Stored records
--------------------------------------------------

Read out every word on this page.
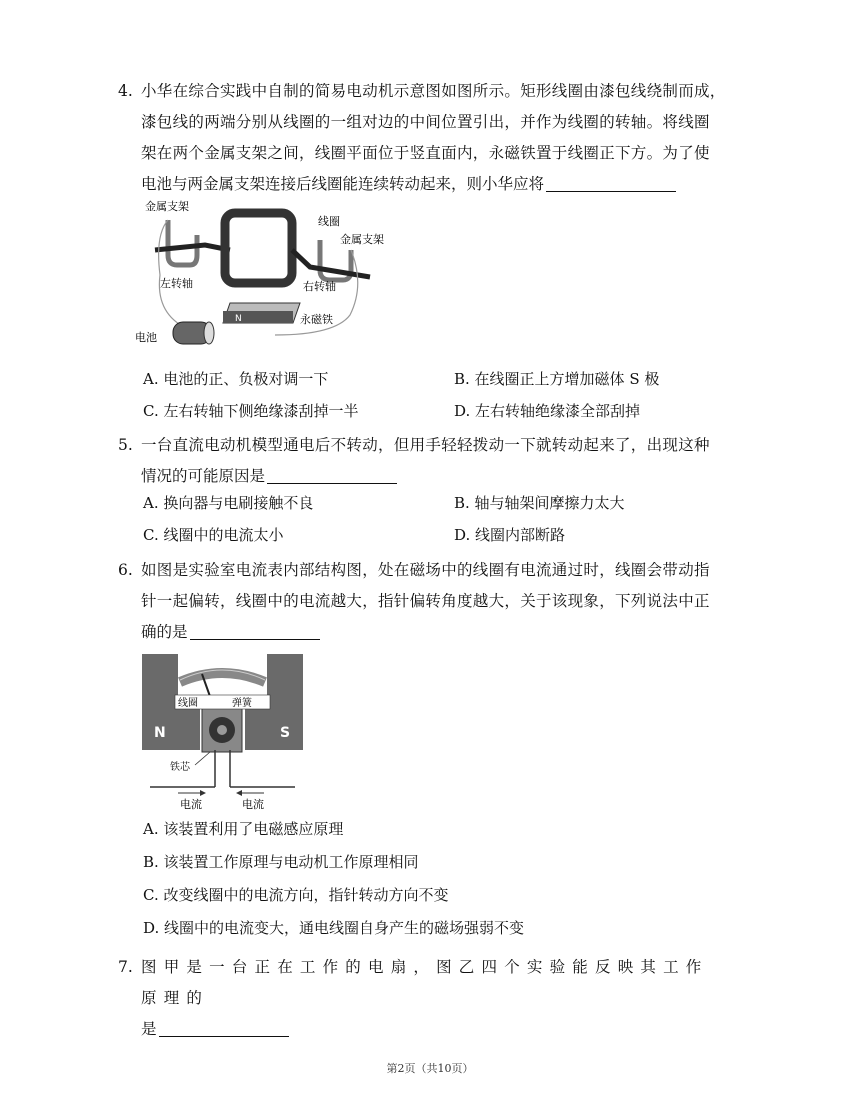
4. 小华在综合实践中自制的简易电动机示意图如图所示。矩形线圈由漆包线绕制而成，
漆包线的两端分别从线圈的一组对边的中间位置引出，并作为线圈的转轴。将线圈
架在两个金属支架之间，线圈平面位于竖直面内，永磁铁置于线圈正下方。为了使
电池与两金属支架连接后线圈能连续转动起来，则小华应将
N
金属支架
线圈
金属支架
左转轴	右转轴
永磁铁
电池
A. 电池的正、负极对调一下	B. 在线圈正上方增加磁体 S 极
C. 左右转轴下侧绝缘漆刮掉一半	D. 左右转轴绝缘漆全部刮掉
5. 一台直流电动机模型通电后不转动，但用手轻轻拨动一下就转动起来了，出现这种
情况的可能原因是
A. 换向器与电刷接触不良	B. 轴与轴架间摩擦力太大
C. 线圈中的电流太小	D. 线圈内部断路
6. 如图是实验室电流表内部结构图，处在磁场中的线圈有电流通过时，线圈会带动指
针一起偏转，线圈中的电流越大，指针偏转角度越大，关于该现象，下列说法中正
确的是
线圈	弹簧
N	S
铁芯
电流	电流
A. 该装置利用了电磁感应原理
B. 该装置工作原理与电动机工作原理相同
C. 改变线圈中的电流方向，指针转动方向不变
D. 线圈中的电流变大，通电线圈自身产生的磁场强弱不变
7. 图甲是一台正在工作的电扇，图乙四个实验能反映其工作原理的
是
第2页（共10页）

--------------------------------------------------

* Written task
Each entry above should be reproduced exactly, with the pictures removed.

* Correct output
Read out every word on this page.
4. 小华在综合实践中自制的简易电动机示意图如图所示。矩形线圈由漆包线绕制而成，
漆包线的两端分别从线圈的一组对边的中间位置引出，并作为线圈的转轴。将线圈
架在两个金属支架之间，线圈平面位于竖直面内，永磁铁置于线圈正下方。为了使
电池与两金属支架连接后线圈能连续转动起来，则小华应将
N
金属支架
线圈
金属支架
左转轴	右转轴
永磁铁
电池
A. 电池的正、负极对调一下	B. 在线圈正上方增加磁体 S 极
C. 左右转轴下侧绝缘漆刮掉一半	D. 左右转轴绝缘漆全部刮掉
5. 一台直流电动机模型通电后不转动，但用手轻轻拨动一下就转动起来了，出现这种
情况的可能原因是
A. 换向器与电刷接触不良	B. 轴与轴架间摩擦力太大
C. 线圈中的电流太小	D. 线圈内部断路
6. 如图是实验室电流表内部结构图，处在磁场中的线圈有电流通过时，线圈会带动指
针一起偏转，线圈中的电流越大，指针偏转角度越大，关于该现象，下列说法中正
确的是
线圈	弹簧
N	S
铁芯
电流	电流
A. 该装置利用了电磁感应原理
B. 该装置工作原理与电动机工作原理相同
C. 改变线圈中的电流方向，指针转动方向不变
D. 线圈中的电流变大，通电线圈自身产生的磁场强弱不变
7. 图甲是一台正在工作的电扇，图乙四个实验能反映其工作原理的
是
第2页（共10页）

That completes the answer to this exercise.